И тогда, когда эта сладость рассыпалась, еще и сердце более распространялось, и около молитвы как бы свет стал находить и умножаться, сердце же еще пространнее распространялось; и столь усладило его это страшное действие, что как бы привело в забытье, и не понял он, как и сам весь вошел в сердце и в свет тот, ибо сердце его оказалось чрезмерно распространенным.

45. Иногда сидит он, и сон одолевает его так, что и молитва скрывается, пробудясь же, видит вновь, что молитва сама по себе произносится (идет) со услаждением обычным.

46. Бывает иногда так, что вдруг молитва умолкнет и сердце утихнет, и столь утаится сердце, будто бы вовсе его нет, даже и естественное его биение прекратится; и так, умом в сердце смотря, хочет он молитву произвести, но нет молитвы, не показывается и не чувствуется, только единою сладостью бывает весь объят.

Части упражнения:
(a) Что, согласно отрывку о молитве, происходит с естественным биением сердца, когда молитва вдруг умолкает?
(b) Выпишите из отрывка о молитве фрагмент, начиная со слов «46. Бывает иногда» и заканчивая словами «бывает весь объят.».

Фрагмент набора данных:
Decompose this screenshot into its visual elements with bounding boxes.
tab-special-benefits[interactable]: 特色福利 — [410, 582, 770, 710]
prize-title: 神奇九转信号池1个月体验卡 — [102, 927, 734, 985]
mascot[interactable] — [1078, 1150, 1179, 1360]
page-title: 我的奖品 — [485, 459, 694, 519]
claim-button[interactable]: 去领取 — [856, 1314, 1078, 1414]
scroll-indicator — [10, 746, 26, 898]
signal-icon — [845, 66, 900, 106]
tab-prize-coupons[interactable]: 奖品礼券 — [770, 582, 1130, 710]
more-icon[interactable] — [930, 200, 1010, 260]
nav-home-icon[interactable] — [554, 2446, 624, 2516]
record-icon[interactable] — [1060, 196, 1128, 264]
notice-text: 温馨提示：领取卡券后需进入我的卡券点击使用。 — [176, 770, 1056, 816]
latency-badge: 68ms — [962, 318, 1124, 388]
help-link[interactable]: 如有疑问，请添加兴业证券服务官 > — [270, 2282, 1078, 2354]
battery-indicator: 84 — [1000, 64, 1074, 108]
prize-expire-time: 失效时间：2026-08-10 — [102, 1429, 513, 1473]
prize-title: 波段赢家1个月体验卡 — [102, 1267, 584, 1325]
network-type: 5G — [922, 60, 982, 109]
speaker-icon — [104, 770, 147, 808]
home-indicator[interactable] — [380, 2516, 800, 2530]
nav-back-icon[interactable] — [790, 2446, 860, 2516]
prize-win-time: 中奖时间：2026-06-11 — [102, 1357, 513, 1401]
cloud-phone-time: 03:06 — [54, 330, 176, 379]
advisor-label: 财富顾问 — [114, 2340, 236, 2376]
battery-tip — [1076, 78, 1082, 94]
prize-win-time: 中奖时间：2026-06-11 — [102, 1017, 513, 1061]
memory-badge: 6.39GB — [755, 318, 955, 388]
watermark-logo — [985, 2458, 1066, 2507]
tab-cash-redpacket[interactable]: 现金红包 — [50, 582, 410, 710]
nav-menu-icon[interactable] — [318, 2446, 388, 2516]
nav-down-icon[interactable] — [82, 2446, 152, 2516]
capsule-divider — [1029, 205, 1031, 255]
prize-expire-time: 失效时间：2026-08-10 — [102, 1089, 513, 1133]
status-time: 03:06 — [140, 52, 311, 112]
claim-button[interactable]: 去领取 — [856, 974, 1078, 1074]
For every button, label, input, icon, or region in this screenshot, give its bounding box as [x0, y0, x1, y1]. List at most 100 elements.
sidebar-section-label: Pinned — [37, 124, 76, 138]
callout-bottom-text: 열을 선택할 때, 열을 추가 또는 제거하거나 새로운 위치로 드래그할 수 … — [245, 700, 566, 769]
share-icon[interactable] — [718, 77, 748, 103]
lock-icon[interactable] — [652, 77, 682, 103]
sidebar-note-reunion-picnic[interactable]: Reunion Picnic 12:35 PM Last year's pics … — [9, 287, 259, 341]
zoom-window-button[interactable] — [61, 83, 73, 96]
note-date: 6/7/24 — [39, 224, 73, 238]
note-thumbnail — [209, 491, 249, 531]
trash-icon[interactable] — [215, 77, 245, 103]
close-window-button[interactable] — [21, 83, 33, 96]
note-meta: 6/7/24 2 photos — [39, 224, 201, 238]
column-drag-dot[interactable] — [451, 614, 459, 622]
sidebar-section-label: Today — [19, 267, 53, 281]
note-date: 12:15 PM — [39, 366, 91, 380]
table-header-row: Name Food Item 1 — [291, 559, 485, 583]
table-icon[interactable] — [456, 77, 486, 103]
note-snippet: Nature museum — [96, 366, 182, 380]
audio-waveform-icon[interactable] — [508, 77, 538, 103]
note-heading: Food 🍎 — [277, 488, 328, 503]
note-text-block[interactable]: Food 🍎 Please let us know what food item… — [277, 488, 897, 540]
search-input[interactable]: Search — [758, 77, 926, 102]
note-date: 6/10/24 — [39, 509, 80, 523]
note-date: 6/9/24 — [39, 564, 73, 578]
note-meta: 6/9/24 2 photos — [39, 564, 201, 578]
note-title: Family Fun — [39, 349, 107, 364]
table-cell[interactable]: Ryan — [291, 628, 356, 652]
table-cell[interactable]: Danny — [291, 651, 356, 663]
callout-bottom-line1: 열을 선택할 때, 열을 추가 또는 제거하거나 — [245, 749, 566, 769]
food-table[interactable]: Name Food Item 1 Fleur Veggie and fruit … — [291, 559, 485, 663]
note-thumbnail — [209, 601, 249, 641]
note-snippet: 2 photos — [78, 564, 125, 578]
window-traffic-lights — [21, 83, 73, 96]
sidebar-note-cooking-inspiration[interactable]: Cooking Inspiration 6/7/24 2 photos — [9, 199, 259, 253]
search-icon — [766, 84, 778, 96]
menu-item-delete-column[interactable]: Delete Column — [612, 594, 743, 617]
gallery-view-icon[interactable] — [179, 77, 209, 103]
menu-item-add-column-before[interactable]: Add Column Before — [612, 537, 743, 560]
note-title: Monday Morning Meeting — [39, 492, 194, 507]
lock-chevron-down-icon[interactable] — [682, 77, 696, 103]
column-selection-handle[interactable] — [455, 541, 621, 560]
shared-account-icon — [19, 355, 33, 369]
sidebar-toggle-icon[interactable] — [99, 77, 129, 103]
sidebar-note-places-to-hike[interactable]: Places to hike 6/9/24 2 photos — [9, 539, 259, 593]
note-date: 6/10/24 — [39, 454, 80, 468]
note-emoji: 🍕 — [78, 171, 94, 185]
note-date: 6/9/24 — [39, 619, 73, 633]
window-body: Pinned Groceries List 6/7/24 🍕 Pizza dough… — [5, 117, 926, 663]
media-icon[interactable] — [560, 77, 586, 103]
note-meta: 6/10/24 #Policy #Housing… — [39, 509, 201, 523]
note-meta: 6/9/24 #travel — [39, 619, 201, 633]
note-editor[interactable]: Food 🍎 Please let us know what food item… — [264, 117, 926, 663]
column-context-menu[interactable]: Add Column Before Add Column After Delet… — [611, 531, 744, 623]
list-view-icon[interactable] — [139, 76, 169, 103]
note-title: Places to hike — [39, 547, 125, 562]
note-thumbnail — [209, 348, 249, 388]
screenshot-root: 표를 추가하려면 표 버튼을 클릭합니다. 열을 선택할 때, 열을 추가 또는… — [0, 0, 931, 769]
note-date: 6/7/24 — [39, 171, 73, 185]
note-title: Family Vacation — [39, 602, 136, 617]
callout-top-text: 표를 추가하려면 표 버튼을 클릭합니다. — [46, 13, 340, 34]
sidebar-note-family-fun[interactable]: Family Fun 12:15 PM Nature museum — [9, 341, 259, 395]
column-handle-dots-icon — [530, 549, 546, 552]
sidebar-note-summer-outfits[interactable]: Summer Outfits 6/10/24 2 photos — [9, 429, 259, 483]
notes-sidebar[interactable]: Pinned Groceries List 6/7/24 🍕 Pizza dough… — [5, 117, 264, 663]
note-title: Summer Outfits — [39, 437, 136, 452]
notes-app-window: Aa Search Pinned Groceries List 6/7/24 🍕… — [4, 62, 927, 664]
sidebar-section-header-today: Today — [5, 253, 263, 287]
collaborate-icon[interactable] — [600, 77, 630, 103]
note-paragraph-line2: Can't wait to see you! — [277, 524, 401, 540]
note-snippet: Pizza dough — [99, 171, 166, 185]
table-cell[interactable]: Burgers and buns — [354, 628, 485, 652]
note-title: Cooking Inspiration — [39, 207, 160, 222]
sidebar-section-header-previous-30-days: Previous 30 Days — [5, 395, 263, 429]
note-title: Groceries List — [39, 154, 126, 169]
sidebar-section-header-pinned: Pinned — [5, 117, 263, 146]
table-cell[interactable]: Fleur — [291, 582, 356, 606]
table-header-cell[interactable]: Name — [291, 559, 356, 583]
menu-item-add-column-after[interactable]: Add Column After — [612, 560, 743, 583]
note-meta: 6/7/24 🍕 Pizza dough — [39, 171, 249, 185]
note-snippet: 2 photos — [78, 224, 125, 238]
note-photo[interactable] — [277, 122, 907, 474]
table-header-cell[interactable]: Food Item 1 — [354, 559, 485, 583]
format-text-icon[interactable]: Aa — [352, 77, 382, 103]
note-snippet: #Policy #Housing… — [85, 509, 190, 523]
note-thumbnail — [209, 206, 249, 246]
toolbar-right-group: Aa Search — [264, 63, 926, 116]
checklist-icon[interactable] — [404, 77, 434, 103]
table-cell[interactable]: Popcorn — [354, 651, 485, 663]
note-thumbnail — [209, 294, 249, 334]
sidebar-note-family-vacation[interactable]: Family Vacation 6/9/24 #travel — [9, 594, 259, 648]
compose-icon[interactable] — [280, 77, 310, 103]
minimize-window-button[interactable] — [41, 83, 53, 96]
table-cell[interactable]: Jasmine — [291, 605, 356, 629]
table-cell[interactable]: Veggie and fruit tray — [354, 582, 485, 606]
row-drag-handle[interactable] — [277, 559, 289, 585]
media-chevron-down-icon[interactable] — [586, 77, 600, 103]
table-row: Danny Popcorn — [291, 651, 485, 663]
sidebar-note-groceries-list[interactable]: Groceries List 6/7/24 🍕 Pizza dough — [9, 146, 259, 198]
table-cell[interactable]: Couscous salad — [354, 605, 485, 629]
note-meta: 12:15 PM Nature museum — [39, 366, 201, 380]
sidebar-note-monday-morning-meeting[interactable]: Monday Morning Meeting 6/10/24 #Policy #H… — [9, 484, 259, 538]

Результаты заданий:
(a) Естественное биение сердца прекращается.

(b)
46. Бывает иногда так, что вдруг молитва умолкнет и сердце утихнет, и столь утаится сердце, будто бы вовсе его нет, даже и естественное его биение прекратится; и так, умом в сердце смотря, хочет он молитву произвести, но нет молитвы, не показывается и не чувствуется, только единою сладостью бывает весь объят.